DOCUMENT PASSAGE

The agent-services extension automatically:

  • Publishes agent_started/agent_stopped to the feed
  • Registers the agent in the registry on startup (using VERS_VM_ID)
  • Sends periodic heartbeats (every 60s) to keep registry entry alive
  • Updates registry status to stopped on shutdown

This means you don't need to manually register swarm agents — they self-register the moment they boot. You only need to register VMs created outside the extension (e.g., infra VMs).

Recommended Workflow

Follow this sequence when spinning up a coordinated swarm:

1. Assess the Environment

code
registry_list {}                    # What's already running?
board_list_tasks { status: "open" } # Any pending work?
feed_list { limit: 10 }            # Recent activity?

2. Create Board Tasks

Break the work into discrete, parallelizable tasks. Each task should be independently completable.

code
board_create_task {
  title: "Implement user auth module",
  description: "Create JWT-based auth with refresh tokens. Files: src/auth/...",
  tags: ["feature", "auth", "sprint-1"],
  createdBy: "coordinator"
}

Task decomposition rules:

  • Each task should take 5–20 minutes for an agent
  • Include specific file paths and acceptance criteria in the description
  • Tag tasks for the feature area they belong to
  • If tasks have dependencies, note them in the description (don't rely on ordering)

AVAILABLE DATA
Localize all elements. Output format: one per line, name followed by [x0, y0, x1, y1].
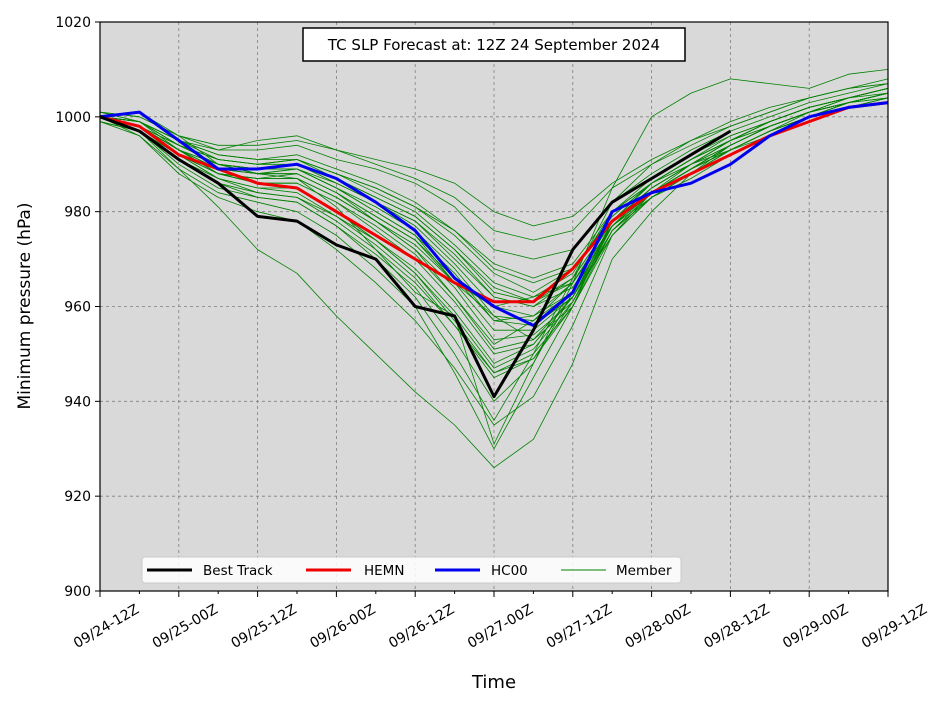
member-line	[99, 78, 889, 227]
legend: Best Track HEMN HC00 Member	[141, 556, 682, 584]
x-tick-label: 09/29-00Z	[780, 602, 851, 652]
legend-box	[141, 556, 682, 584]
chart-title: TC SLP Forecast at: 12Z 24 September 202…	[327, 36, 660, 54]
series-line-best-track	[99, 115, 732, 399]
y-tick-label: 960	[64, 300, 91, 316]
legend-label-best-track: Best Track	[203, 563, 273, 579]
x-axis-label: Time	[471, 672, 516, 693]
y-tick-label: 980	[64, 205, 91, 221]
x-tick-label: 09/28-00Z	[623, 602, 694, 652]
x-tick-label: 09/29-12Z	[859, 602, 930, 652]
series-line-hemn	[99, 101, 889, 304]
x-tick-label: 09/24-12Z	[71, 602, 142, 652]
y-axis-label: Minimum pressure (hPa)	[15, 203, 35, 410]
y-tick-label: 940	[64, 394, 91, 410]
y-tick-label: 900	[64, 584, 91, 600]
legend-label-hemn: HEMN	[364, 563, 404, 579]
x-tick-label: 09/27-00Z	[465, 602, 536, 652]
member-line	[99, 88, 889, 350]
x-tick-label: 09/26-00Z	[307, 602, 378, 652]
chart-title-box: TC SLP Forecast at: 12Z 24 September 202…	[302, 27, 686, 62]
y-tick-label: 920	[64, 489, 91, 505]
x-tick-label: 09/26-12Z	[386, 602, 457, 652]
member-line	[99, 83, 889, 260]
legend-label-hc00: HC00	[491, 563, 528, 579]
x-tick-label: 09/28-12Z	[701, 602, 772, 652]
member-line	[99, 92, 889, 379]
series-line-hc00	[99, 101, 889, 327]
x-tick-label: 09/25-00Z	[150, 602, 221, 652]
member-line	[99, 69, 889, 445]
main-series	[99, 101, 889, 399]
x-tick-label: 09/27-12Z	[544, 602, 615, 652]
member-line	[99, 83, 889, 421]
y-axis-ticks: 900 920 940 960 980 1000 1020	[55, 15, 100, 600]
x-tick-label: 09/25-12Z	[229, 602, 300, 652]
y-tick-label: 1000	[55, 110, 91, 126]
legend-label-member: Member	[616, 563, 672, 579]
y-tick-label: 1020	[55, 15, 91, 31]
x-axis-ticks: 09/24-12Z 09/25-00Z 09/25-12Z 09/26-00Z 09/2…	[71, 591, 930, 652]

YOUR TASKS
1) Update the rows in the stretch from the line containing "78, 889, 227]" through the line containing "602, 142, 652]", swapping every "x-tick-label" for "time-tick-label" and leaving everything else as it is. Return only those lines.
2) Write what comes next in the guide to coordinating an agent swarm, starting right after its last line.

RESULTS OF THE TASKS
1)
member-line	[99, 78, 889, 227]
legend: Best Track HEMN HC00 Member	[141, 556, 682, 584]
time-tick-label: 09/29-00Z	[780, 602, 851, 652]
legend-box	[141, 556, 682, 584]
chart-title: TC SLP Forecast at: 12Z 24 September 202…	[327, 36, 660, 54]
series-line-best-track	[99, 115, 732, 399]
y-tick-label: 960	[64, 300, 91, 316]
legend-label-best-track: Best Track	[203, 563, 273, 579]
x-axis-label: Time	[471, 672, 516, 693]
y-tick-label: 980	[64, 205, 91, 221]
time-tick-label: 09/28-00Z	[623, 602, 694, 652]
time-tick-label: 09/29-12Z	[859, 602, 930, 652]
series-line-hemn	[99, 101, 889, 304]
time-tick-label: 09/24-12Z	[71, 602, 142, 652]

2)
3. Spawn the Swarm

code
vers_swarm_spawn {
  commitId: "<golden-image-commit>",
  count: 3,
  labels: ["auth", "api", "tests"],
  anthropicApiKey: "<key>"
}

4. Verify Agent Registration

Agents self-register automatically on boot (via the extension). Verify they've checked in:

code
registry_list { status: "running", role: "worker" }

If an agent hasn't appeared after ~10s, check feed_list for its agent_started event or vers_swarm_status for errors.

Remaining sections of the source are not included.